▶ **Exercise details**
Pull out every line containing the string "System".

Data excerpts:
▬▬▬▬▬▬▬▬▬▬
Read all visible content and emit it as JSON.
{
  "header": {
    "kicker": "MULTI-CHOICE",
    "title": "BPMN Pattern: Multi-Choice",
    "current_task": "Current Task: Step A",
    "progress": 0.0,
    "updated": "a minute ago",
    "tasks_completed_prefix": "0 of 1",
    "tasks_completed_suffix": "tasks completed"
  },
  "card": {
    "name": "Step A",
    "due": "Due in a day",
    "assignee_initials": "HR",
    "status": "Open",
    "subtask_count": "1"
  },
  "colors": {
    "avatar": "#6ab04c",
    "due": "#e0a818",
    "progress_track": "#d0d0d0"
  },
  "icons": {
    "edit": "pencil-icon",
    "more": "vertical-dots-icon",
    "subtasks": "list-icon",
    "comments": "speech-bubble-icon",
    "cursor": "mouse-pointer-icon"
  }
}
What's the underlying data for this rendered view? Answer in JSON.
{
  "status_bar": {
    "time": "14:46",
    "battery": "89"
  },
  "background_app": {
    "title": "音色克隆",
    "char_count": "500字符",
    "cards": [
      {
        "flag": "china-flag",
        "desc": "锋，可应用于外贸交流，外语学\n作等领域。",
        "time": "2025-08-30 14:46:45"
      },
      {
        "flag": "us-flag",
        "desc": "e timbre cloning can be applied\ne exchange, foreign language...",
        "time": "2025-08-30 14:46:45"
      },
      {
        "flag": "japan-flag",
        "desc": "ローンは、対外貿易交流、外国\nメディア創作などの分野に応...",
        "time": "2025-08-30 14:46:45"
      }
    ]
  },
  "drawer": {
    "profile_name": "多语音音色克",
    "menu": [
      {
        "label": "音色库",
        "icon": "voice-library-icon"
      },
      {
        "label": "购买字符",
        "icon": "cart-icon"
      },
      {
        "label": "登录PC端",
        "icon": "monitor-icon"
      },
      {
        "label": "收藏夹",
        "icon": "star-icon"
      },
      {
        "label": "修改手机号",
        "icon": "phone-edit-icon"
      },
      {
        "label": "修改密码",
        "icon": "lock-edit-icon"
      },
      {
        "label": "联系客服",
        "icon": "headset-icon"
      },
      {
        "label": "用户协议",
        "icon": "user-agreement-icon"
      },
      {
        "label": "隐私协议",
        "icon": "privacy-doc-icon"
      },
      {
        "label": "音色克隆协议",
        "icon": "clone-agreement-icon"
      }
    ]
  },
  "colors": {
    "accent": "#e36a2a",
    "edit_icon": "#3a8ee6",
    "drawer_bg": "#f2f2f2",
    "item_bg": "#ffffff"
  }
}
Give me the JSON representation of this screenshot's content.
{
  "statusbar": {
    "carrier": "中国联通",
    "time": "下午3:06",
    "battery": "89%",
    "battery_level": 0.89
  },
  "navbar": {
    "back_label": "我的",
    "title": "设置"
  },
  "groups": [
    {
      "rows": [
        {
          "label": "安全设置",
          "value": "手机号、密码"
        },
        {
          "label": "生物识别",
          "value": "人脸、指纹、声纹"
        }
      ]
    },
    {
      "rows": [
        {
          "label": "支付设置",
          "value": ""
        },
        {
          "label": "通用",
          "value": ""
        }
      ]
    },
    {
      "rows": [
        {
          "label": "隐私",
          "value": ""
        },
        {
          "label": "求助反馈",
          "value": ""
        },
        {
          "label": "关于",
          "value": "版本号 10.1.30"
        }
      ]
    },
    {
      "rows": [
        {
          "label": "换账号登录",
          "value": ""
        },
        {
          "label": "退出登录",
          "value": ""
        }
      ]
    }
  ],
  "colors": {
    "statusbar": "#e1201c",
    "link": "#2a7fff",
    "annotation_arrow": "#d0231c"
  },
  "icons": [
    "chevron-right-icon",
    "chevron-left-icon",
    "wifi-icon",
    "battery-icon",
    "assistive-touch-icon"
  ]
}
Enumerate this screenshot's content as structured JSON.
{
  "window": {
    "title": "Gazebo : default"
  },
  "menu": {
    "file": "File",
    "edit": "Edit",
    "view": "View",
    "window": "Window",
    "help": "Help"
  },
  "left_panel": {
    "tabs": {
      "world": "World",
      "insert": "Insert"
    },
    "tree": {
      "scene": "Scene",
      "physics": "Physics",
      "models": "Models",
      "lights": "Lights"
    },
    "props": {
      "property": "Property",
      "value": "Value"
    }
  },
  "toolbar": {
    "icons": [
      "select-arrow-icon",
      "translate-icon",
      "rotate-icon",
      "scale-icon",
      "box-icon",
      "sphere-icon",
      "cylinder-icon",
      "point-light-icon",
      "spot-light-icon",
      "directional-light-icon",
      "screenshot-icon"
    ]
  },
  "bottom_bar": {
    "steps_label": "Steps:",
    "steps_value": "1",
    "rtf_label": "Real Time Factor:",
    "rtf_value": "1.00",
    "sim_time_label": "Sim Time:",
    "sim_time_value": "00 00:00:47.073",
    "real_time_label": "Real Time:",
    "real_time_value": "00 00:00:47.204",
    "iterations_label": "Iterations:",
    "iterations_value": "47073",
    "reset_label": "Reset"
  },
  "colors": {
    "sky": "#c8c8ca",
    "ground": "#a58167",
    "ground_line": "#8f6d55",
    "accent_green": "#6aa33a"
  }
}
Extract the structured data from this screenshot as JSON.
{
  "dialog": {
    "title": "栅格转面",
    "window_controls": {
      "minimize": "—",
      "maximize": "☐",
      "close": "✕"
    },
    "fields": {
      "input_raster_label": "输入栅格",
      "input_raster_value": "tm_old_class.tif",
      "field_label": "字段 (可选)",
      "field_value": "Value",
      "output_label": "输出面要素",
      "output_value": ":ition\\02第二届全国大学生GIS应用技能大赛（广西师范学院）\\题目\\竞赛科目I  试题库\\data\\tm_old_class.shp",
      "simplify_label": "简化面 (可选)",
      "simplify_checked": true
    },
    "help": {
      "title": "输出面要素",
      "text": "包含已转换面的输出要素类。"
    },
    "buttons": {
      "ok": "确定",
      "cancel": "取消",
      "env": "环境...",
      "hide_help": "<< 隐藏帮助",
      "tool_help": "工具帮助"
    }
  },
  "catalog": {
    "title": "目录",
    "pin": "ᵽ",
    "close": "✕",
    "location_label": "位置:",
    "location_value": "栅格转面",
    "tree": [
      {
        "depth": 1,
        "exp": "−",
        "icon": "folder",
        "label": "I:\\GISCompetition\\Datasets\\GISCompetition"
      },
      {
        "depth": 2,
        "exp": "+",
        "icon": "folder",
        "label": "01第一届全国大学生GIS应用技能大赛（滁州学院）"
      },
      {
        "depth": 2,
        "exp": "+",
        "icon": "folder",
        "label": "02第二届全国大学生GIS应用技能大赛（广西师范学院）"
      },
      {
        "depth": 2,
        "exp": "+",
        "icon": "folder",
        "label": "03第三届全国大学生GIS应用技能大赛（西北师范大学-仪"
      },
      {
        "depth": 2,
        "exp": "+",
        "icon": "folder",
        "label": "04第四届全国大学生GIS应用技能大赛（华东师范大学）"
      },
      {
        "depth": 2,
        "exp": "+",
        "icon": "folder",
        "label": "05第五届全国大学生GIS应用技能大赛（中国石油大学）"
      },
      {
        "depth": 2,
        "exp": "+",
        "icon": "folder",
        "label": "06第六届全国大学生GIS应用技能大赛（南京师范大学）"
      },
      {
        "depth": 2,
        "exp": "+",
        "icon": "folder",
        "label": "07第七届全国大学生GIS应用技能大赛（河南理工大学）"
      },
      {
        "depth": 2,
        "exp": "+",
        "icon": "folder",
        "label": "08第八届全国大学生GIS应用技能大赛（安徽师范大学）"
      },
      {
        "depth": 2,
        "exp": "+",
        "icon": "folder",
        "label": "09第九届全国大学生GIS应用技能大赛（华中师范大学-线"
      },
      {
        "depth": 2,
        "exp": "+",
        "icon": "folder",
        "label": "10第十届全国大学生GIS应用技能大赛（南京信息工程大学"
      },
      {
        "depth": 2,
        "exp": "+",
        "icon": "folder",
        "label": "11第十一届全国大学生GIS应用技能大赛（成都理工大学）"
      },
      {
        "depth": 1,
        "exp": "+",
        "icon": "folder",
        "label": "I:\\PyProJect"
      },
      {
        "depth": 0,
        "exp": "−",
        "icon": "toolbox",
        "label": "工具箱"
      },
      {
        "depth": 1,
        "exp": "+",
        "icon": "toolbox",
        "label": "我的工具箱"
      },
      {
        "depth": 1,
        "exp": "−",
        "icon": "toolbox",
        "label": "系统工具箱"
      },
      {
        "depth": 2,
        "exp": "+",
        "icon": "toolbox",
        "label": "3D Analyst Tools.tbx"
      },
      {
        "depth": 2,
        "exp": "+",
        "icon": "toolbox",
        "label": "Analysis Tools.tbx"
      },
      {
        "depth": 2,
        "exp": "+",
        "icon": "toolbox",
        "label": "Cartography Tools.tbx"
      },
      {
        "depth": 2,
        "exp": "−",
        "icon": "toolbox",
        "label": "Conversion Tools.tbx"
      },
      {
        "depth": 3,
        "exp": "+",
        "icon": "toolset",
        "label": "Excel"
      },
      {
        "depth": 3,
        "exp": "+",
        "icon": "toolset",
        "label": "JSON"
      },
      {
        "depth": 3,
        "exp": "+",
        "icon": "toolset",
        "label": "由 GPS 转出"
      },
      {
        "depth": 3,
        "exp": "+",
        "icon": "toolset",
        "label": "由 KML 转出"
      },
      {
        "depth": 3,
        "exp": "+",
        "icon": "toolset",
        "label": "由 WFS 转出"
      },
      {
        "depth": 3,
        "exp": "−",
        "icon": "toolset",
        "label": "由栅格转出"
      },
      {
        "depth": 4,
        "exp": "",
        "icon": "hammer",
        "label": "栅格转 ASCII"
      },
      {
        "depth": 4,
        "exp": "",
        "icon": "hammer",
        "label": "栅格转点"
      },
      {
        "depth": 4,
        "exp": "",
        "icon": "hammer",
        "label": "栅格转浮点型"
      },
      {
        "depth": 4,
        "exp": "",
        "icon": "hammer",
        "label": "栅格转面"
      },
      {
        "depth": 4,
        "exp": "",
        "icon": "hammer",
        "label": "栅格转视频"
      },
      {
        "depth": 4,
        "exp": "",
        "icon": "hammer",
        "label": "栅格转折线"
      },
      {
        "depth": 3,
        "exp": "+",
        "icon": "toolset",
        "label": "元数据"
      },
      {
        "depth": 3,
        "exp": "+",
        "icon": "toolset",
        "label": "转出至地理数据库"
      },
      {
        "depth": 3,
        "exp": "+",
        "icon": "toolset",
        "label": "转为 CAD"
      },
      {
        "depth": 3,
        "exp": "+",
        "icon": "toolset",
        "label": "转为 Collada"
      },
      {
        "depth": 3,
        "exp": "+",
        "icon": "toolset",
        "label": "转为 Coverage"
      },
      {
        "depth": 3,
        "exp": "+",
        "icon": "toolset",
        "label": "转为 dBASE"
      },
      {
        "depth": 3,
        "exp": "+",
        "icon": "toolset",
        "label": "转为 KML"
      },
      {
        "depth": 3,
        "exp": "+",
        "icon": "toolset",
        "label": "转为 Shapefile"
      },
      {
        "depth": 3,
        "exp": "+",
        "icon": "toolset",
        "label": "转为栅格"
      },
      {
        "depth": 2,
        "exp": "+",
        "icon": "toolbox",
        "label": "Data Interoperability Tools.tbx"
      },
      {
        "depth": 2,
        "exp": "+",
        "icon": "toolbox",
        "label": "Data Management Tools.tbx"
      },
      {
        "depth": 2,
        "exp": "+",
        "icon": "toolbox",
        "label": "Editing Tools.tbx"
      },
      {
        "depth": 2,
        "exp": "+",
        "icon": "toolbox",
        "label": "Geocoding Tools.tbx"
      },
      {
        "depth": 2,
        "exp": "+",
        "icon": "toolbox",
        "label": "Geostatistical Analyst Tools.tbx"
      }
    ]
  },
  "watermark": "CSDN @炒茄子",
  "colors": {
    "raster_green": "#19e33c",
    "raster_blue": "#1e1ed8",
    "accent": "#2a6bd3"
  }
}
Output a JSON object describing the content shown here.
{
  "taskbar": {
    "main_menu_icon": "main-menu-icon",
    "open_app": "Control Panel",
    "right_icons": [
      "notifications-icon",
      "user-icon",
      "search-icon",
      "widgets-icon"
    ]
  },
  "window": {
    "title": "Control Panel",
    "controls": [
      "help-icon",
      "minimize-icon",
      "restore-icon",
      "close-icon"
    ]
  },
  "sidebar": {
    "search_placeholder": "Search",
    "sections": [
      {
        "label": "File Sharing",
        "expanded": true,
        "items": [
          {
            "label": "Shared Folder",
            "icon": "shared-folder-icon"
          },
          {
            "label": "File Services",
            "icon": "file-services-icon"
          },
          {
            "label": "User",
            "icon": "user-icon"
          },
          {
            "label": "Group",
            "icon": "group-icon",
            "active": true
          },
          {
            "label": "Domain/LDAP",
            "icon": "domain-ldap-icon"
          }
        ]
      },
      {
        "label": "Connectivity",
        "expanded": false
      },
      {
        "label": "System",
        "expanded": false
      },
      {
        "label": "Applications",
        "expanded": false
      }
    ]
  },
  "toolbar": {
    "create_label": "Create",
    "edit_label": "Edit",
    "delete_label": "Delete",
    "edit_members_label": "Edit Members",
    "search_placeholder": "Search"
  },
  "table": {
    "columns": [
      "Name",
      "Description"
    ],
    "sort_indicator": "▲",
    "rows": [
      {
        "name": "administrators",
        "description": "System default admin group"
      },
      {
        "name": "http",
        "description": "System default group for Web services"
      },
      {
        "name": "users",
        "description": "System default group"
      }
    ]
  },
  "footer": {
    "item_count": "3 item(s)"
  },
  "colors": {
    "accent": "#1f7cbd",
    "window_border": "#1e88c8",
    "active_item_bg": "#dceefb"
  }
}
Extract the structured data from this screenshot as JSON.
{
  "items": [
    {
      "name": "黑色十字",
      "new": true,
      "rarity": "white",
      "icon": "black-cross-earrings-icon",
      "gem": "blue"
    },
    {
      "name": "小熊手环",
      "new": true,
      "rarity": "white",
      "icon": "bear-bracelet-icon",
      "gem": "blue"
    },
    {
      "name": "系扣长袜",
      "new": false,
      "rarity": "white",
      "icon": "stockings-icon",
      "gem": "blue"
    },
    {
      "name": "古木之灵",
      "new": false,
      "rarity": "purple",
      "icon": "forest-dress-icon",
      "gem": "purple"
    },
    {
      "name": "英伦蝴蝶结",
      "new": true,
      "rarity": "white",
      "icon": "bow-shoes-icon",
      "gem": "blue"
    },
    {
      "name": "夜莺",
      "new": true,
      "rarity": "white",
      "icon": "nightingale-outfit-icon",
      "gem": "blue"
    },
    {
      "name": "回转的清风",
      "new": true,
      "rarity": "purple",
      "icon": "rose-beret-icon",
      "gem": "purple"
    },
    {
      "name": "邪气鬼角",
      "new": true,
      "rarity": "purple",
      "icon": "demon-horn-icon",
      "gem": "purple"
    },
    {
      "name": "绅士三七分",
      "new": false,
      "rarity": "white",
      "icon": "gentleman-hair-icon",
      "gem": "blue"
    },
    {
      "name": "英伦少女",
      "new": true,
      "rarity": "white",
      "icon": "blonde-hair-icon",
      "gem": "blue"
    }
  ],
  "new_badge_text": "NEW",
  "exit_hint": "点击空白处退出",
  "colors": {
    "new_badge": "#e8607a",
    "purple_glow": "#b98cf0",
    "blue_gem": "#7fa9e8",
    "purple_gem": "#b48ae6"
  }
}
▬▬▬▬▬▬▬▬▬▬
▶ **Solution to this problem**
        "label": "System",
        "description": "System default admin group"
        "description": "System default group for Web services"
        "description": "System default group"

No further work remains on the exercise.